Your task is to copy each line that has the word "перечислению".

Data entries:
•••••

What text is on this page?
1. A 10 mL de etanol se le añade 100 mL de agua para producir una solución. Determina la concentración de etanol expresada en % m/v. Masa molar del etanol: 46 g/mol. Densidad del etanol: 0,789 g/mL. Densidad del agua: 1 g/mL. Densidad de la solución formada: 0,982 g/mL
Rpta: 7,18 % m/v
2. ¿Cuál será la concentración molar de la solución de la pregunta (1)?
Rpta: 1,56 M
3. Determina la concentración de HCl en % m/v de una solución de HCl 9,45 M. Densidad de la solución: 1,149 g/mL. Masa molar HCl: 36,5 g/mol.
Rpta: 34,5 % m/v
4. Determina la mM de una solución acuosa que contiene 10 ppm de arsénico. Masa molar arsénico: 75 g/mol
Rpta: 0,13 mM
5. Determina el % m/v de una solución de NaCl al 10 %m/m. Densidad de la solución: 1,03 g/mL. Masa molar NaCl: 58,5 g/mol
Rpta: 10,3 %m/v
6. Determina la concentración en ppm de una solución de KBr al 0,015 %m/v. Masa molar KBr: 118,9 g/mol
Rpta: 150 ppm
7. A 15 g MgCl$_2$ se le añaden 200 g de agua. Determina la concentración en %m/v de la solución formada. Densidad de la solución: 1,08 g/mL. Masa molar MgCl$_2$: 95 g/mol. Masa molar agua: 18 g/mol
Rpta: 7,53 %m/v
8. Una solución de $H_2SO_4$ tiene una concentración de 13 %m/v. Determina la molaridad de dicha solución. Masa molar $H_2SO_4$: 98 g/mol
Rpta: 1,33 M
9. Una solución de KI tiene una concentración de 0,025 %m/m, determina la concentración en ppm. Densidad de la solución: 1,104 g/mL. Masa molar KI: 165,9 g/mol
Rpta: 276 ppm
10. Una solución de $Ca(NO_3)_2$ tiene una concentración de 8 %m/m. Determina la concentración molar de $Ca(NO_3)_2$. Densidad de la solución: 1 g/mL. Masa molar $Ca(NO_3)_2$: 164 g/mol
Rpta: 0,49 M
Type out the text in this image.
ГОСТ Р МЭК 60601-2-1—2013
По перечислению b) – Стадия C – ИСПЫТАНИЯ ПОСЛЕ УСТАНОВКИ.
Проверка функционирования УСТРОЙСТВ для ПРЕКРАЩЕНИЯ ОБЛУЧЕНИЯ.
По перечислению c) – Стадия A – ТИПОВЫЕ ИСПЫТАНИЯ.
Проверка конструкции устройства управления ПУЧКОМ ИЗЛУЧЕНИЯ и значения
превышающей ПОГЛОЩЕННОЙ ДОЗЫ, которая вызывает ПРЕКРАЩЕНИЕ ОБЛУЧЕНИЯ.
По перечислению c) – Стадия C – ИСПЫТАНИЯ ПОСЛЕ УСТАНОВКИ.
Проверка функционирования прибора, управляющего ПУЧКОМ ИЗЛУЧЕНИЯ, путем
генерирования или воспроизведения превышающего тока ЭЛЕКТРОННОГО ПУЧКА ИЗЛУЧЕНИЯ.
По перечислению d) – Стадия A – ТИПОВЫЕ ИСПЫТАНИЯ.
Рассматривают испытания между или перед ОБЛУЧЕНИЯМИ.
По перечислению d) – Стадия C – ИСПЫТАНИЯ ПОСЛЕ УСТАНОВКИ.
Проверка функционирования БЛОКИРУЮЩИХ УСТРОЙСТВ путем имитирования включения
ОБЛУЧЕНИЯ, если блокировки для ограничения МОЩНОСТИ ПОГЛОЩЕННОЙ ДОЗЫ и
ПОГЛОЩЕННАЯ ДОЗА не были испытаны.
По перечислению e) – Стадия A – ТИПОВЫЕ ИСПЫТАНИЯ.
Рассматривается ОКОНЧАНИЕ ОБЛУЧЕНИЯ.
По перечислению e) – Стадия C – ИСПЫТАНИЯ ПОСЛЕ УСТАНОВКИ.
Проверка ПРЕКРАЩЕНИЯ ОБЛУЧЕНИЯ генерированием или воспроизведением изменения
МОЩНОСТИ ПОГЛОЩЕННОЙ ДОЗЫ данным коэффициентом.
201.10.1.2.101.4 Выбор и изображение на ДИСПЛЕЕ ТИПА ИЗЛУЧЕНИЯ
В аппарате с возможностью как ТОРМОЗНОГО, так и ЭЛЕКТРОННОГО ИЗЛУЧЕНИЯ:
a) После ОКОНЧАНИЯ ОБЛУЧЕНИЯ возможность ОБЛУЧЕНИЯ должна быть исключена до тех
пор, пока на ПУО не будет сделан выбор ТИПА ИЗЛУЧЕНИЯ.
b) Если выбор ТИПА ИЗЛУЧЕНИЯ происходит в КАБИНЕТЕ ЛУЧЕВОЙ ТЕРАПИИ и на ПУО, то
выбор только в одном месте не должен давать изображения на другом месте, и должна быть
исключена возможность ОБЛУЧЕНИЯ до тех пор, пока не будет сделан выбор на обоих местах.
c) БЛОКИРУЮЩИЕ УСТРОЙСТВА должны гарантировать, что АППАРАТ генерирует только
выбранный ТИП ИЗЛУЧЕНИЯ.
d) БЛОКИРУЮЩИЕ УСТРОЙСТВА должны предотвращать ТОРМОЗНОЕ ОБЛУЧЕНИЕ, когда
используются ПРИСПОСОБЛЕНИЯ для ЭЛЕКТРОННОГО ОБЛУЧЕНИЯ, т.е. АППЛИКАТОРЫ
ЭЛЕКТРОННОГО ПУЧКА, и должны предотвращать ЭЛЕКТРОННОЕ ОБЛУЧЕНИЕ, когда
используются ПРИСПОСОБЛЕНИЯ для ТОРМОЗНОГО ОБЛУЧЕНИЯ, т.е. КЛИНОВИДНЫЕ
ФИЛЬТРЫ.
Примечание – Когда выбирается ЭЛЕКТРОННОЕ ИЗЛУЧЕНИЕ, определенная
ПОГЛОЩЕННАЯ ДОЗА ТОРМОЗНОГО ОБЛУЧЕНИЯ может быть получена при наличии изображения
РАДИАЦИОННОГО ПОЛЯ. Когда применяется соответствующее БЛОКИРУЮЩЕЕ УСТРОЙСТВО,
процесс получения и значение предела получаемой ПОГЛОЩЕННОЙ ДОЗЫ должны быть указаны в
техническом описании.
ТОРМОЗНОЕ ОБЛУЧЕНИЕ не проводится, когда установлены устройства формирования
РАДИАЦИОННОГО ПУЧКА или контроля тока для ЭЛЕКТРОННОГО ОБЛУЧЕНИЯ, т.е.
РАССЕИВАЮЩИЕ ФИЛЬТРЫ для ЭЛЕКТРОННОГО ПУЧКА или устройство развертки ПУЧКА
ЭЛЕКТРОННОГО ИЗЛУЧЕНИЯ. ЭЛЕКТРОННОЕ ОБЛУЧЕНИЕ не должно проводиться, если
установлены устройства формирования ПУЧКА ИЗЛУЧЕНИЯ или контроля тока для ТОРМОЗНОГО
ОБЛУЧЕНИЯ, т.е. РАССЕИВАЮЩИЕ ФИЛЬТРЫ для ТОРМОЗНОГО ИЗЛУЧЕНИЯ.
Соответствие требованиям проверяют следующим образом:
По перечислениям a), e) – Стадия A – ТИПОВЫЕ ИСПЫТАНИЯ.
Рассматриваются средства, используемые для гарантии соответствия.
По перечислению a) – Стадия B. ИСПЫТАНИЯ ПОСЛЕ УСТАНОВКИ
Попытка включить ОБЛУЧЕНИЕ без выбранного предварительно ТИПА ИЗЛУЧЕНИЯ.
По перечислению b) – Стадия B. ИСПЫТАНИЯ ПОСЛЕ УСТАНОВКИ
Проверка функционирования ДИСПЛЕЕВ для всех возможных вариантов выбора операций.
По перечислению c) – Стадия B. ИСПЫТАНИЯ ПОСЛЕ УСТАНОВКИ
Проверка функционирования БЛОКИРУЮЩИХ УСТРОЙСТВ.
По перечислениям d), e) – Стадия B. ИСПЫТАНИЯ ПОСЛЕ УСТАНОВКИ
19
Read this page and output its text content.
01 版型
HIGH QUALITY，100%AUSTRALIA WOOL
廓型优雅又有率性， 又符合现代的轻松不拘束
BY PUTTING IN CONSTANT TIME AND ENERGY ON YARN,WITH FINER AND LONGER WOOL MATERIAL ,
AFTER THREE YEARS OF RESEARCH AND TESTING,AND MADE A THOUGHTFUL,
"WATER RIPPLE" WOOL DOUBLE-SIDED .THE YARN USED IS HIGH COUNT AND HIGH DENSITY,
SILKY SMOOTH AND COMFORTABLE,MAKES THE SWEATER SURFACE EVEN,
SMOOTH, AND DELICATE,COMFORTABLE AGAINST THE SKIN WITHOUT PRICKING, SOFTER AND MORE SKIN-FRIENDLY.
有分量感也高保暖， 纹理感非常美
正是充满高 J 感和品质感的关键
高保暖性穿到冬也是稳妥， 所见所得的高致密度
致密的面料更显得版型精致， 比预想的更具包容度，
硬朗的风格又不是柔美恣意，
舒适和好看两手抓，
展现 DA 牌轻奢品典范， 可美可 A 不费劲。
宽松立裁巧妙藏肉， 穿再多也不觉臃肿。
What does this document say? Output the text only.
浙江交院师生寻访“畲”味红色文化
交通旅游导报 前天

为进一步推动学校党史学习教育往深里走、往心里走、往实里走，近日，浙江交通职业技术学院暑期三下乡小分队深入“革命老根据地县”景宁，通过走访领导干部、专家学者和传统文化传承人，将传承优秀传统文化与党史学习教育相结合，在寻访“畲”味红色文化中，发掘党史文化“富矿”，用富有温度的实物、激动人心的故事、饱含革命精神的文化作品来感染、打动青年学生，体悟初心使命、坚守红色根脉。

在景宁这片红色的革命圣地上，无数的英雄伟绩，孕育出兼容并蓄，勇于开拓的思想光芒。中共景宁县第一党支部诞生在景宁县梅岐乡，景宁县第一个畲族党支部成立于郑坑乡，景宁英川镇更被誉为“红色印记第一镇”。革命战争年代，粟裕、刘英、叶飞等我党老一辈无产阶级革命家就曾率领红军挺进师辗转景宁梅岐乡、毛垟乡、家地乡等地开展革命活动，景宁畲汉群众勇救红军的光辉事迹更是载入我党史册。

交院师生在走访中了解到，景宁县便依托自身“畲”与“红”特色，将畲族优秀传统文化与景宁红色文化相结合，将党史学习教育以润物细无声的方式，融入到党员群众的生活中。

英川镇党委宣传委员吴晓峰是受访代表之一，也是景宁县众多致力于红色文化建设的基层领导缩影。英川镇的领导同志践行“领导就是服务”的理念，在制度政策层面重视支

•••••

◆ TASK SOLUTION:
По перечислению b) – Стадия C – ИСПЫТАНИЯ ПОСЛЕ УСТАНОВКИ.
По перечислению c) – Стадия A – ТИПОВЫЕ ИСПЫТАНИЯ.
По перечислению c) – Стадия C – ИСПЫТАНИЯ ПОСЛЕ УСТАНОВКИ.
По перечислению d) – Стадия A – ТИПОВЫЕ ИСПЫТАНИЯ.
По перечислению d) – Стадия C – ИСПЫТАНИЯ ПОСЛЕ УСТАНОВКИ.
По перечислению e) – Стадия A – ТИПОВЫЕ ИСПЫТАНИЯ.
По перечислению e) – Стадия C – ИСПЫТАНИЯ ПОСЛЕ УСТАНОВКИ.
По перечислению a) – Стадия B. ИСПЫТАНИЯ ПОСЛЕ УСТАНОВКИ
По перечислению b) – Стадия B. ИСПЫТАНИЯ ПОСЛЕ УСТАНОВКИ
По перечислению c) – Стадия B. ИСПЫТАНИЯ ПОСЛЕ УСТАНОВКИ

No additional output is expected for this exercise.